Can you copy out the lines from the one containing "price-axis-tick: 2160.000 xyxy=(1367,41,1413,53)" down to the one containing "price-axis-tick: 1632.000 xyxy=(1367,513,1413,525)", both included, unchanged?

---------------

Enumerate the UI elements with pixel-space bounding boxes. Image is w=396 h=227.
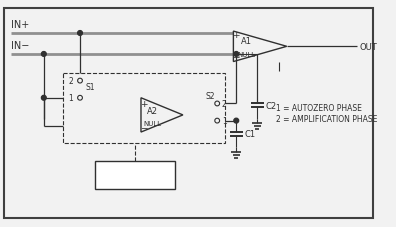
Text: fc: fc [131,177,140,187]
Text: NULL: NULL [143,120,162,126]
Bar [95,161,175,189]
Text: −: − [140,122,148,131]
Text: +: + [232,31,240,40]
Circle shape [234,119,239,123]
Text: A1: A1 [241,37,252,46]
Text: 1: 1 [69,94,73,103]
Text: NULL: NULL [238,52,256,58]
Circle shape [42,96,46,101]
Circle shape [78,32,82,36]
Text: 2: 2 [69,77,73,86]
Text: A2: A2 [147,106,158,115]
Text: 1: 1 [222,117,227,126]
Circle shape [234,52,239,57]
Circle shape [215,102,219,106]
Text: S2: S2 [206,92,215,101]
Text: C1: C1 [245,130,256,139]
Text: OSCILLATOR: OSCILLATOR [107,167,164,176]
Text: −: − [232,52,240,61]
Bar [63,74,225,143]
Circle shape [78,79,82,84]
Text: +: + [140,99,148,109]
Text: 2: 2 [222,99,227,109]
Circle shape [78,96,82,101]
Circle shape [215,119,219,123]
Text: S1: S1 [86,82,95,91]
Text: IN−: IN− [11,41,30,51]
Circle shape [42,52,46,57]
Text: 1 = AUTOZERO PHASE: 1 = AUTOZERO PHASE [276,103,362,112]
Text: IN+: IN+ [11,20,30,30]
Text: 2 = AMPLIFICATION PHASE: 2 = AMPLIFICATION PHASE [276,115,378,124]
Text: OUT: OUT [359,43,377,52]
Text: C2: C2 [266,101,277,110]
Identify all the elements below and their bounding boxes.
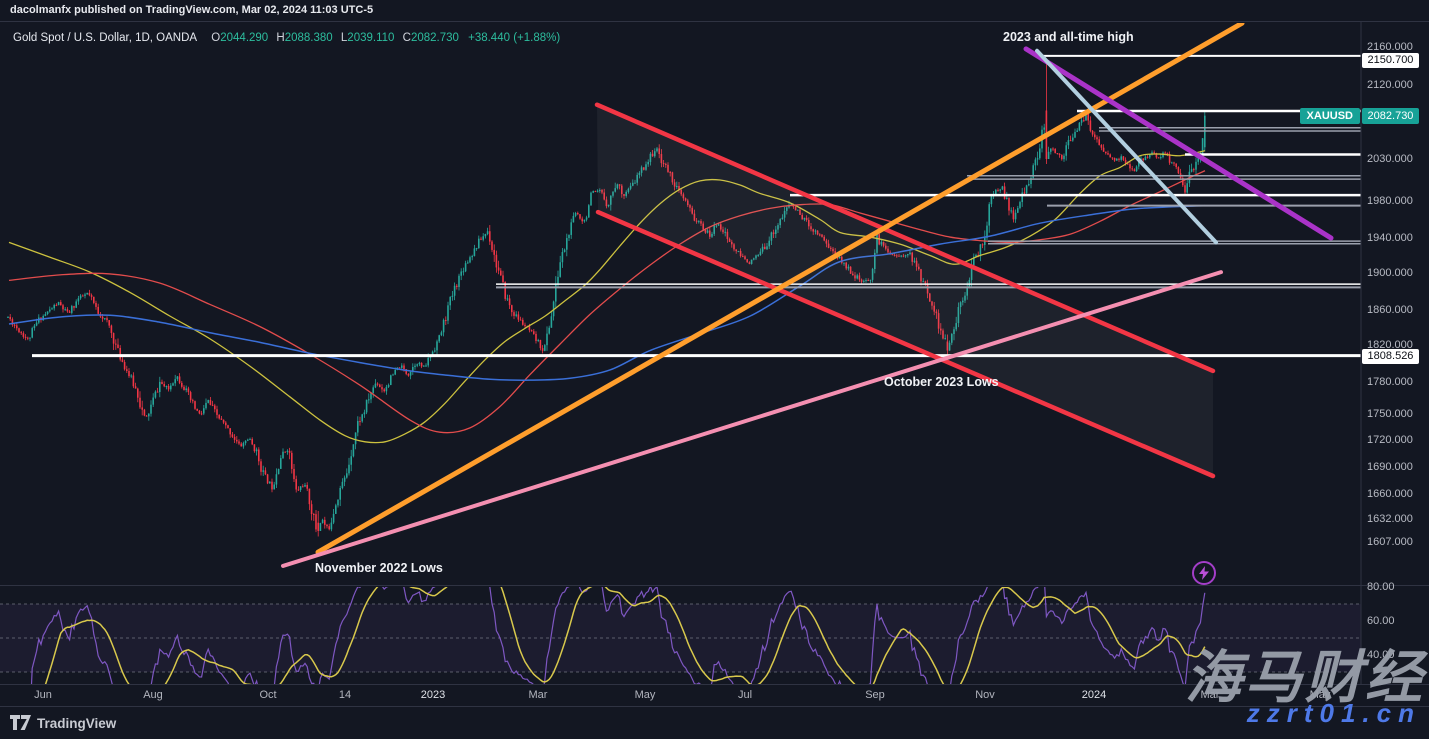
price-axis-tick: 2160.000 xyxy=(1367,41,1413,53)
time-axis-tick: Jun xyxy=(34,689,52,701)
price-axis-tick: 1780.000 xyxy=(1367,376,1413,388)
descending-trendline-lightblue[interactable] xyxy=(1035,48,1218,245)
publish-credit-text: dacolmanfx published on TradingView.com,… xyxy=(10,4,374,16)
price-axis-tick: 1632.000 xyxy=(1367,513,1413,525)
price-axis-tick: 1607.000 xyxy=(1367,536,1413,548)
close-label: C xyxy=(402,32,411,44)
open-label: O xyxy=(211,32,221,44)
tradingview-logo-icon[interactable] xyxy=(10,715,31,731)
low-label: L xyxy=(340,32,348,44)
time-axis-tick: Jul xyxy=(737,689,753,701)
price-axis-tick: 1720.000 xyxy=(1367,434,1413,446)
time-axis-tick: Mar xyxy=(1200,689,1220,701)
boost-lightning-button[interactable] xyxy=(1192,561,1216,585)
price-axis-tick: 1690.000 xyxy=(1367,461,1413,473)
rsi-line[interactable] xyxy=(12,560,1206,723)
annotation-all-time-high: 2023 and all-time high xyxy=(1003,30,1134,44)
price-axis-tick: 1940.000 xyxy=(1367,232,1413,244)
main-price-pane[interactable] xyxy=(7,23,1361,568)
current-price-label: 2082.730 xyxy=(1362,107,1419,124)
price-axis-tick: 2030.000 xyxy=(1367,153,1413,165)
chart-legend[interactable]: Gold Spot / U.S. Dollar, 1D, OANDA O2044… xyxy=(13,32,560,44)
price-level-label: 1808.526 xyxy=(1362,348,1419,364)
low-value: 2039.110 xyxy=(347,32,395,44)
close-value: 2082.730 xyxy=(410,32,459,44)
tradingview-brand-text[interactable]: TradingView xyxy=(37,715,117,731)
rsi-axis-tick: 40.00 xyxy=(1367,649,1395,661)
price-axis-tick: 1660.000 xyxy=(1367,488,1413,500)
high-label: H xyxy=(276,32,285,44)
annotation-november-2022-lows: November 2022 Lows xyxy=(315,561,443,575)
rsi-pane[interactable] xyxy=(0,560,1361,723)
watermark-site-url: zzrt01.cn xyxy=(1246,698,1421,728)
annotation-october-2023-lows: October 2023 Lows xyxy=(884,375,999,389)
time-axis-tick: May xyxy=(634,689,656,701)
ma-yellow[interactable] xyxy=(8,150,1206,444)
price-axis-tick: 1820.000 xyxy=(1367,339,1413,351)
rsi-ma-line[interactable] xyxy=(43,563,1206,706)
time-axis-tick: Mar xyxy=(528,689,548,701)
price-axis-tick: 1980.000 xyxy=(1367,195,1413,207)
watermark-chinese: 海马财经 xyxy=(1185,646,1425,710)
time-axis-tick: Sep xyxy=(865,689,885,701)
time-axis-tick: Nov xyxy=(975,689,995,701)
time-axis-tick: Aug xyxy=(143,689,163,701)
high-value: 2088.380 xyxy=(284,32,333,44)
price-axis-tick: 1750.000 xyxy=(1367,408,1413,420)
time-axis-tick: Oct xyxy=(259,689,277,701)
price-level-label: 2150.700 xyxy=(1362,52,1419,68)
open-value: 2044.290 xyxy=(220,32,269,44)
symbol-price-tag: XAUUSD xyxy=(1299,107,1360,124)
lightning-icon xyxy=(1199,566,1209,580)
moving-averages-layer xyxy=(8,150,1206,444)
ma-blue[interactable] xyxy=(8,204,1206,381)
descending-trendline-purple[interactable] xyxy=(1023,46,1334,241)
price-axis-tick: 1900.000 xyxy=(1367,267,1413,279)
descending-channel-red[interactable] xyxy=(594,102,1216,479)
time-axis-tick: 14 xyxy=(338,689,352,701)
ascending-trendline-orange[interactable] xyxy=(315,23,1245,555)
rsi-axis-tick: 80.00 xyxy=(1367,581,1395,593)
time-axis-tick: 2023 xyxy=(420,689,446,701)
price-axis-tick: 1860.000 xyxy=(1367,304,1413,316)
change-value: +38.440 (+1.88%) xyxy=(468,32,561,44)
symbol-title: Gold Spot / U.S. Dollar, 1D, OANDA xyxy=(13,32,198,44)
ascending-trendline-pink[interactable] xyxy=(281,270,1223,568)
time-axis-tick: 2024 xyxy=(1081,689,1107,701)
trendlines-layer xyxy=(281,23,1334,568)
price-axis-tick: 2120.000 xyxy=(1367,79,1413,91)
time-axis-tick: May xyxy=(1309,689,1331,701)
footer-bar: TradingView xyxy=(0,706,1429,739)
publish-credit-bar: dacolmanfx published on TradingView.com,… xyxy=(0,0,1429,22)
rsi-axis-tick: 60.00 xyxy=(1367,615,1395,627)
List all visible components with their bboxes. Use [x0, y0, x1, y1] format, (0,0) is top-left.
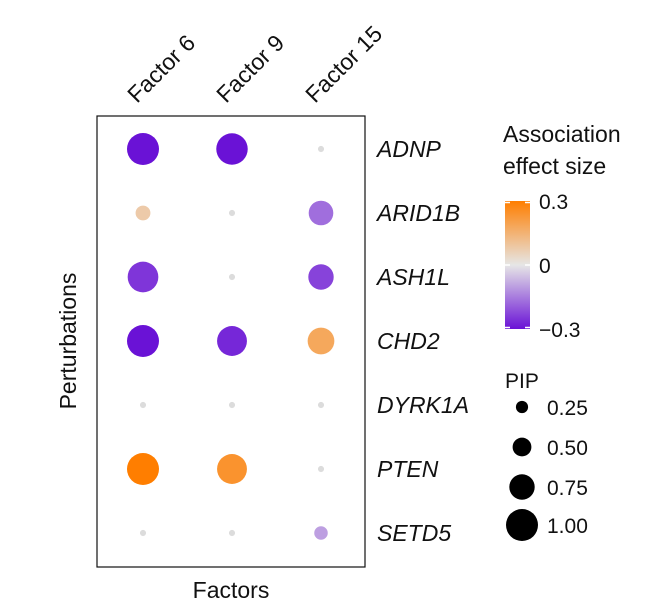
dot-arid1b-factor-15 — [308, 200, 334, 226]
dot-ash1l-factor-6 — [127, 261, 159, 293]
row-label-adnp: ADNP — [375, 136, 442, 162]
size-legend-dot-1-00 — [506, 509, 538, 541]
dot-chd2-factor-9 — [217, 326, 247, 356]
dot-setd5-factor-6 — [139, 529, 147, 537]
dot-setd5-factor-9 — [228, 529, 236, 537]
dot-pten-factor-15 — [317, 465, 325, 473]
dot-pten-factor-9 — [217, 454, 247, 484]
x-axis-title: Factors — [193, 577, 270, 603]
dot-adnp-factor-6 — [127, 133, 159, 165]
dot-chd2-factor-6 — [127, 325, 159, 357]
row-label-setd5: SETD5 — [377, 520, 451, 546]
color-legend-title-line2: effect size — [503, 153, 606, 179]
column-label-factor-9: Factor 9 — [211, 29, 289, 107]
size-legend-dot-0-50 — [512, 437, 532, 457]
dot-adnp-factor-9 — [216, 133, 248, 165]
size-legend-dot-0-25 — [515, 400, 529, 414]
row-label-arid1b: ARID1B — [375, 200, 460, 226]
column-label-factor-6: Factor 6 — [122, 29, 200, 107]
color-tick-label--0-3: −0.3 — [539, 319, 580, 342]
y-axis-title: Perturbations — [55, 273, 81, 410]
dot-dyrk1a-factor-6 — [139, 401, 147, 409]
dot-adnp-factor-15 — [317, 145, 325, 153]
color-tick-label-0: 0 — [539, 255, 551, 278]
dot-chd2-factor-15 — [307, 327, 335, 355]
dot-pten-factor-6 — [127, 453, 159, 485]
size-legend-label-0-50: 0.50 — [547, 437, 588, 460]
row-label-ash1l: ASH1L — [375, 264, 450, 290]
color-legend-title-line1: Association — [503, 121, 621, 147]
dot-arid1b-factor-9 — [228, 209, 236, 217]
size-legend-dot-0-75 — [509, 474, 535, 500]
column-label-factor-15: Factor 15 — [300, 20, 387, 107]
dot-setd5-factor-15 — [314, 526, 328, 540]
size-legend-label-1-00: 1.00 — [547, 515, 588, 538]
size-legend-label-0-75: 0.75 — [547, 477, 588, 500]
row-label-pten: PTEN — [377, 456, 439, 482]
color-tick-label-0-3: 0.3 — [539, 191, 568, 214]
dot-dyrk1a-factor-15 — [317, 401, 325, 409]
dot-ash1l-factor-15 — [308, 264, 334, 290]
row-label-chd2: CHD2 — [377, 328, 440, 354]
dot-ash1l-factor-9 — [228, 273, 236, 281]
size-legend-title: PIP — [505, 370, 539, 393]
dot-dyrk1a-factor-9 — [228, 401, 236, 409]
dot-arid1b-factor-6 — [135, 205, 151, 221]
size-legend-label-0-25: 0.25 — [547, 397, 588, 420]
row-label-dyrk1a: DYRK1A — [377, 392, 469, 418]
plot-frame — [96, 115, 366, 568]
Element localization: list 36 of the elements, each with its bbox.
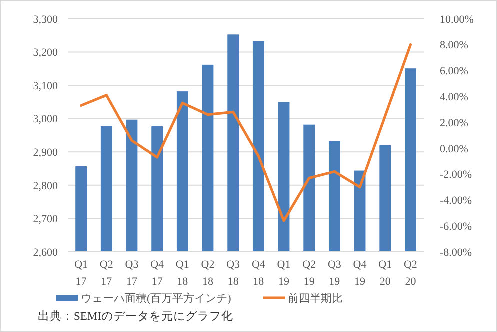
y2-tick-label: 0.00% — [440, 143, 468, 156]
x-tick-label: Q3 19 — [328, 259, 342, 288]
y-tick-label: 2,700 — [33, 214, 58, 226]
y-tick-label: 2,600 — [33, 246, 58, 259]
y-tick-label: 3,300 — [33, 14, 58, 26]
y2-tick-label: -8.00% — [440, 246, 472, 259]
x-tick-label: Q2 19 — [302, 259, 316, 288]
y-tick-label: 3,200 — [33, 47, 58, 60]
legend-label: ウェーハ面積(百万平方インチ) — [81, 292, 232, 305]
legend-label: 前四半期比 — [288, 292, 343, 305]
y-tick-label: 2,900 — [33, 146, 58, 159]
x-tick-label: Q4 18 — [252, 259, 266, 288]
y2-tick-label: -2.00% — [440, 169, 472, 182]
x-tick-label: Q1 18 — [176, 259, 190, 288]
y2-tick-label: 6.00% — [440, 66, 468, 78]
source-note: 出典：SEMIのデータを元にグラフ化 — [38, 310, 234, 323]
x-tick-label: Q2 20 — [404, 259, 418, 288]
y2-tick-label: 2.00% — [440, 117, 468, 130]
line-series — [80, 44, 412, 222]
x-tick-label: Q1 20 — [378, 259, 392, 288]
y-tick-label: 3,000 — [33, 114, 58, 126]
x-tick-label: Q3 18 — [226, 259, 241, 288]
x-tick-label: Q4 17 — [150, 259, 165, 288]
y2-tick-label: 10.00% — [440, 14, 474, 26]
y2-tick-label: -6.00% — [440, 220, 472, 233]
y-tick-label: 3,100 — [33, 80, 58, 92]
y2-tick-label: 8.00% — [440, 40, 468, 52]
x-tick-label: Q1 17 — [74, 259, 88, 288]
y2-tick-label: -4.00% — [440, 195, 472, 208]
x-tick-label: Q4 19 — [353, 259, 368, 288]
y-tick-label: 2,800 — [33, 180, 58, 192]
x-tick-label: Q3 17 — [125, 259, 140, 288]
y2-tick-label: 4.00% — [440, 92, 468, 104]
x-tick-label: Q2 17 — [100, 259, 114, 288]
x-tick-label: Q1 19 — [277, 259, 291, 288]
x-tick-label: Q2 18 — [201, 259, 215, 288]
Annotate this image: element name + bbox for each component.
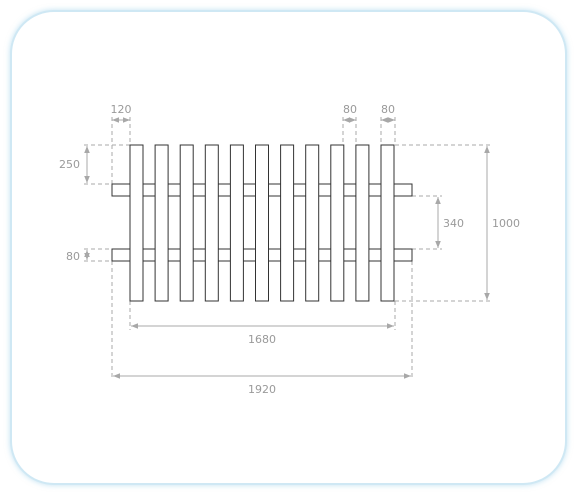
picket bbox=[330, 144, 345, 302]
picket bbox=[305, 144, 320, 302]
picket bbox=[204, 144, 219, 302]
picket bbox=[229, 144, 244, 302]
picket bbox=[380, 144, 395, 302]
label-gap-a: 80 bbox=[343, 103, 357, 116]
label-total-width: 1920 bbox=[248, 383, 276, 396]
picket bbox=[255, 144, 269, 302]
picket bbox=[280, 144, 295, 302]
picket bbox=[129, 144, 144, 302]
label-rail-height: 80 bbox=[66, 250, 80, 263]
picket bbox=[355, 144, 370, 302]
label-picket-width: 120 bbox=[111, 103, 132, 116]
label-gap-b: 80 bbox=[381, 103, 395, 116]
label-top-offset: 250 bbox=[59, 158, 80, 171]
label-picket-span: 1680 bbox=[248, 333, 276, 346]
picket bbox=[154, 144, 169, 302]
picket bbox=[179, 144, 194, 302]
dimension-labels: 120 80 80 250 80 340 1000 1680 1920 bbox=[59, 103, 520, 396]
dimension-arrows bbox=[84, 117, 490, 379]
fence bbox=[111, 144, 413, 302]
label-rail-spacing: 340 bbox=[443, 217, 464, 230]
label-total-height: 1000 bbox=[492, 217, 520, 230]
dimension-lines bbox=[84, 117, 492, 380]
pickets bbox=[129, 144, 395, 302]
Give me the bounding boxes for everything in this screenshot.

---------------

**COMPLETE ANSWER:**
price-axis-tick: 2160.000 xyxy=(1367,41,1413,53)
time-axis-tick: Jun xyxy=(34,689,52,701)
price-axis-tick: 1780.000 xyxy=(1367,376,1413,388)
descending-trendline-lightblue[interactable] xyxy=(1035,48,1218,245)
publish-credit-text: dacolmanfx published on TradingView.com,… xyxy=(10,4,374,16)
price-axis-tick: 1632.000 xyxy=(1367,513,1413,525)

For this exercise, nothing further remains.